§ TASK OBJECTIVE
Using the data below, copy every line that contains the word "start".

§ DATA EXTRACT
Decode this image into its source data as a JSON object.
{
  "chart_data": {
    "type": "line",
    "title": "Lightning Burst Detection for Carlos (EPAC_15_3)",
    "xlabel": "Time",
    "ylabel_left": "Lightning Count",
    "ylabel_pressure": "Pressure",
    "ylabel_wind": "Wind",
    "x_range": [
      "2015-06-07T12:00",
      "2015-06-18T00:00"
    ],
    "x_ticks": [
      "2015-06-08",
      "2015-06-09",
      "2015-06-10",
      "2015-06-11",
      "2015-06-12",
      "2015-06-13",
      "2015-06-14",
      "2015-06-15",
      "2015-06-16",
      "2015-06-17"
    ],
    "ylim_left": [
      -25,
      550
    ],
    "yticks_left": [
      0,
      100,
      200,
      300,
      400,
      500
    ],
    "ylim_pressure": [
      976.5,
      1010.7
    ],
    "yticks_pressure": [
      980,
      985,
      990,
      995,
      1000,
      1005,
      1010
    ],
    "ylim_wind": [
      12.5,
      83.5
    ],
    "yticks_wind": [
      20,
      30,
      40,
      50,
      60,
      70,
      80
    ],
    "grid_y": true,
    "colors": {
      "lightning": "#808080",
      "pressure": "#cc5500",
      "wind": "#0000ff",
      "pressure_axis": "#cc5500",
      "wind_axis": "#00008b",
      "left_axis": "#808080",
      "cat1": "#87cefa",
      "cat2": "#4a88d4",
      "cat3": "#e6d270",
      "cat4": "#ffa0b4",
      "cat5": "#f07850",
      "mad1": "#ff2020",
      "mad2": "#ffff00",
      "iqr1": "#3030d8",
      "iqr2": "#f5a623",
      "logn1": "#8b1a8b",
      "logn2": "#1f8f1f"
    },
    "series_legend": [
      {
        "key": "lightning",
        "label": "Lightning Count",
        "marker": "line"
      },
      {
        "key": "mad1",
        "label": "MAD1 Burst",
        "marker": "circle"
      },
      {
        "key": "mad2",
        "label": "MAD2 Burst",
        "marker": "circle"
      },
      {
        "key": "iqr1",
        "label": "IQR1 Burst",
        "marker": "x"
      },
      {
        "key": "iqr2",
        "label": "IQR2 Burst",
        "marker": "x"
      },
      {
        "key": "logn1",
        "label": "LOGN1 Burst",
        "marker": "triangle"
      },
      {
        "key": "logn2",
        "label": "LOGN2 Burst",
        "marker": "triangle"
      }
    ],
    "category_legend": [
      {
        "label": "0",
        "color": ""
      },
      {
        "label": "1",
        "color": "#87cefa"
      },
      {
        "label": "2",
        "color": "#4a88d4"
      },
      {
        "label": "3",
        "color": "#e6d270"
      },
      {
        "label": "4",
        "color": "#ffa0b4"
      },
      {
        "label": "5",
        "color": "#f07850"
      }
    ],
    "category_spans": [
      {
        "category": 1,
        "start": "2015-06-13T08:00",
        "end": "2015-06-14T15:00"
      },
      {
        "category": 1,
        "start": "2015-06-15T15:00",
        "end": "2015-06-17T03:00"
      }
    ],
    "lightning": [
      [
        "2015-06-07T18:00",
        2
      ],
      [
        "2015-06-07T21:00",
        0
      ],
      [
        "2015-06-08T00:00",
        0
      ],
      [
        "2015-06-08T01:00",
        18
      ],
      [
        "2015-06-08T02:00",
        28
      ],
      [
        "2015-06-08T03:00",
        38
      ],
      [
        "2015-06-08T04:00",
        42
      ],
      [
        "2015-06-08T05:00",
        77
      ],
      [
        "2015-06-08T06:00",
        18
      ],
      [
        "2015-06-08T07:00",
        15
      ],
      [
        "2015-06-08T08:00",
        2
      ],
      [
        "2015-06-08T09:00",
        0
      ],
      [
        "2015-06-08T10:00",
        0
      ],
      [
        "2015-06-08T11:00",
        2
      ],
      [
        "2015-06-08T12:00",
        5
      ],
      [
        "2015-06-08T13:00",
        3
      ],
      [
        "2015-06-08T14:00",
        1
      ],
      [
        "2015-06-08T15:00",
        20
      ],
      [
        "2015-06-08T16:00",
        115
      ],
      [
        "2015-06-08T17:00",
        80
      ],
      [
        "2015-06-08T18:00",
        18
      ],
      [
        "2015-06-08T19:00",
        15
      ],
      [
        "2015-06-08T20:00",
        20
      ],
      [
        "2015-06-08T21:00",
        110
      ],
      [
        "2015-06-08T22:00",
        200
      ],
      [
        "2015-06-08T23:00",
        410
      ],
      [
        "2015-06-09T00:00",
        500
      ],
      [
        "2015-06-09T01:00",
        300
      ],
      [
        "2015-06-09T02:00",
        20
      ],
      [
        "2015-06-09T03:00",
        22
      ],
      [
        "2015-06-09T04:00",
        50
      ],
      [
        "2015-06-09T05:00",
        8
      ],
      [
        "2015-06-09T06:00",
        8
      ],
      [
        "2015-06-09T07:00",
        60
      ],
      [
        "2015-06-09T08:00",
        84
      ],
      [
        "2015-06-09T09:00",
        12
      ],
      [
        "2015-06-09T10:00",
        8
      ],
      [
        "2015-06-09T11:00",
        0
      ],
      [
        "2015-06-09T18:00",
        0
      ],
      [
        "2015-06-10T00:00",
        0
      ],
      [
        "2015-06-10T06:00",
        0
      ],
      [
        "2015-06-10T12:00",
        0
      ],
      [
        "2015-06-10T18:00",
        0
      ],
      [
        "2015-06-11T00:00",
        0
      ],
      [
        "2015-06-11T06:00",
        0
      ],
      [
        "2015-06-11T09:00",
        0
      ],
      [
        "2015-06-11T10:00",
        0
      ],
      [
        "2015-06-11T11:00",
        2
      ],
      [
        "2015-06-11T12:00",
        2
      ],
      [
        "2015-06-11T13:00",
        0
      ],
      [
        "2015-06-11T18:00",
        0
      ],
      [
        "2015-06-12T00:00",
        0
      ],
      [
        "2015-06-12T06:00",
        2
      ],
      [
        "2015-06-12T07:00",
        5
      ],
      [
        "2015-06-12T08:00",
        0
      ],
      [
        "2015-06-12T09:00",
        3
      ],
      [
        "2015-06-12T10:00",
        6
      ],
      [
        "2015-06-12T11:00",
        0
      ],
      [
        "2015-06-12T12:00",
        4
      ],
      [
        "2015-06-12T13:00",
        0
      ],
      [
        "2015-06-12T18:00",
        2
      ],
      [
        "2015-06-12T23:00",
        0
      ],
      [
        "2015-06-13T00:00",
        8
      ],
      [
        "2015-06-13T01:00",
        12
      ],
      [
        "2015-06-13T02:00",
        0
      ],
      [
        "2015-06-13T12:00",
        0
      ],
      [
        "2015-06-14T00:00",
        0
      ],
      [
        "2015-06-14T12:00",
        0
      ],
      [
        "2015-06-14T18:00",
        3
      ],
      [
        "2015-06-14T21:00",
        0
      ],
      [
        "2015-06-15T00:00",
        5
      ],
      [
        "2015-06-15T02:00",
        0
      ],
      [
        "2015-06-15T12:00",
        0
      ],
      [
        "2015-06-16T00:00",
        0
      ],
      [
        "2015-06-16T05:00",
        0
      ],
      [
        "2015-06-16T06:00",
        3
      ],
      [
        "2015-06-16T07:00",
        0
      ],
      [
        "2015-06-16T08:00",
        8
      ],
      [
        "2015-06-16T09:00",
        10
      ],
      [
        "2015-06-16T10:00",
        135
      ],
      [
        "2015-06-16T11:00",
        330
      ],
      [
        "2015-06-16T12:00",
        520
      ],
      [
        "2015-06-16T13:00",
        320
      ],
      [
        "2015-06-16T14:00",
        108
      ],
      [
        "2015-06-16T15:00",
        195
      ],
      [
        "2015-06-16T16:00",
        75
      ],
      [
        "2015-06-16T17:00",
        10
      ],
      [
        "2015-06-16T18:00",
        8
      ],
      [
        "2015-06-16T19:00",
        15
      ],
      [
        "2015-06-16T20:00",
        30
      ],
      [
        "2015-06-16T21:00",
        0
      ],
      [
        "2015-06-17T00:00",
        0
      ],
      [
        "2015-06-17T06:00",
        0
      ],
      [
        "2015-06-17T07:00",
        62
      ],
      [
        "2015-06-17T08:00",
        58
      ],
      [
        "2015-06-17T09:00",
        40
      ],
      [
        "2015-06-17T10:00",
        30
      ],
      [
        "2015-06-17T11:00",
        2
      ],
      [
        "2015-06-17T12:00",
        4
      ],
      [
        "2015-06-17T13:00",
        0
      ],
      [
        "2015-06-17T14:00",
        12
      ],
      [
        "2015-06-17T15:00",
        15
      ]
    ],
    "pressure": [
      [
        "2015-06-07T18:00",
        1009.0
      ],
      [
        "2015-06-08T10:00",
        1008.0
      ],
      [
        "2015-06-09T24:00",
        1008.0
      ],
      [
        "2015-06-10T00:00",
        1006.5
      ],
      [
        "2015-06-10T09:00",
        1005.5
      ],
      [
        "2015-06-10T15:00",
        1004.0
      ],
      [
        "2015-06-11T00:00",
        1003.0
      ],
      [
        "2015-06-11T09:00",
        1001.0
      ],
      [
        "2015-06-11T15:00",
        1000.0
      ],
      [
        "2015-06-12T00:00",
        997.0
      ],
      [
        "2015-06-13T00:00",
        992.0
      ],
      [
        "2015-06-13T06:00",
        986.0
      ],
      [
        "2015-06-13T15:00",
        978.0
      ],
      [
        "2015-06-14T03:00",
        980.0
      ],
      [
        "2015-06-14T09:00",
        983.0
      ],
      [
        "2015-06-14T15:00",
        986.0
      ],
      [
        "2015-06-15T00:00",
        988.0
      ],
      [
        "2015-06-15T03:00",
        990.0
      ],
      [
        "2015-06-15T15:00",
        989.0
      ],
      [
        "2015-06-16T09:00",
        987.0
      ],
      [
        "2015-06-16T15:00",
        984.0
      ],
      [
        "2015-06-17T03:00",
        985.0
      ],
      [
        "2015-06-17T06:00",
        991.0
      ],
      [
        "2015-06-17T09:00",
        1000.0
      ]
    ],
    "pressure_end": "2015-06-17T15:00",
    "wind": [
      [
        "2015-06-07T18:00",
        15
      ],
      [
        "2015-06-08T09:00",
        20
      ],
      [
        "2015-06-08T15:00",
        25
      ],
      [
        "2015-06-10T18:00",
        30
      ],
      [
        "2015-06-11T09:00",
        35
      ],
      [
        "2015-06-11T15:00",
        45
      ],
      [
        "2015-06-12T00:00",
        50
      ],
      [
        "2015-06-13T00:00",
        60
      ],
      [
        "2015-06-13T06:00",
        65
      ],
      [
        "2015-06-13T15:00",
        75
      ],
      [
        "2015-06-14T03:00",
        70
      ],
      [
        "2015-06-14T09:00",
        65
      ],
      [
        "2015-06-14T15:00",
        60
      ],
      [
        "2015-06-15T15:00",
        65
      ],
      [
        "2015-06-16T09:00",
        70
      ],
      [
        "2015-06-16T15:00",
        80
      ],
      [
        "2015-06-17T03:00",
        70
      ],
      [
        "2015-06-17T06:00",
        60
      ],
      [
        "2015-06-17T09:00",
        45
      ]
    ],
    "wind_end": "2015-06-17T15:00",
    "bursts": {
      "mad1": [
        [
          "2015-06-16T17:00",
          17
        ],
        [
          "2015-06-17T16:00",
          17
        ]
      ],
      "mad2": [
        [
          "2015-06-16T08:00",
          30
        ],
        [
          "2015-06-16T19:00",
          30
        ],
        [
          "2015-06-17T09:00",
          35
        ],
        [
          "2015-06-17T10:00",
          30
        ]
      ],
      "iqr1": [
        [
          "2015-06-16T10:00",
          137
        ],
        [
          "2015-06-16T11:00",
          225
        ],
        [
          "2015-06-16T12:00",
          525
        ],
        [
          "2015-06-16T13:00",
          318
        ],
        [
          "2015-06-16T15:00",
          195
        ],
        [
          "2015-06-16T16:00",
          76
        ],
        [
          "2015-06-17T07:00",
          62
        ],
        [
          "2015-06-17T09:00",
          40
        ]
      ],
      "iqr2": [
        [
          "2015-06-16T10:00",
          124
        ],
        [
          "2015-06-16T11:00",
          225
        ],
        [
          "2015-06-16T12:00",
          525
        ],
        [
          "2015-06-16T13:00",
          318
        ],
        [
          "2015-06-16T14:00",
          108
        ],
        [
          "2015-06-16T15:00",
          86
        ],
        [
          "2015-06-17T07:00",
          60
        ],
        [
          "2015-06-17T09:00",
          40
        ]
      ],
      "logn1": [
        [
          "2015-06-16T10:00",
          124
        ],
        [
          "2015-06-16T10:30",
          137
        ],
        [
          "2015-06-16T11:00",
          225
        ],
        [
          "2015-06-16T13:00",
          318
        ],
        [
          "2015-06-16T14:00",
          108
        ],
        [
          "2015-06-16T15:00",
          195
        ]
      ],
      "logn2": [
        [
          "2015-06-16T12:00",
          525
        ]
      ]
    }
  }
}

§ OUTPUT FOR THIS EXERCISE
        "start": "2015-06-13T08:00",
        "start": "2015-06-15T15:00",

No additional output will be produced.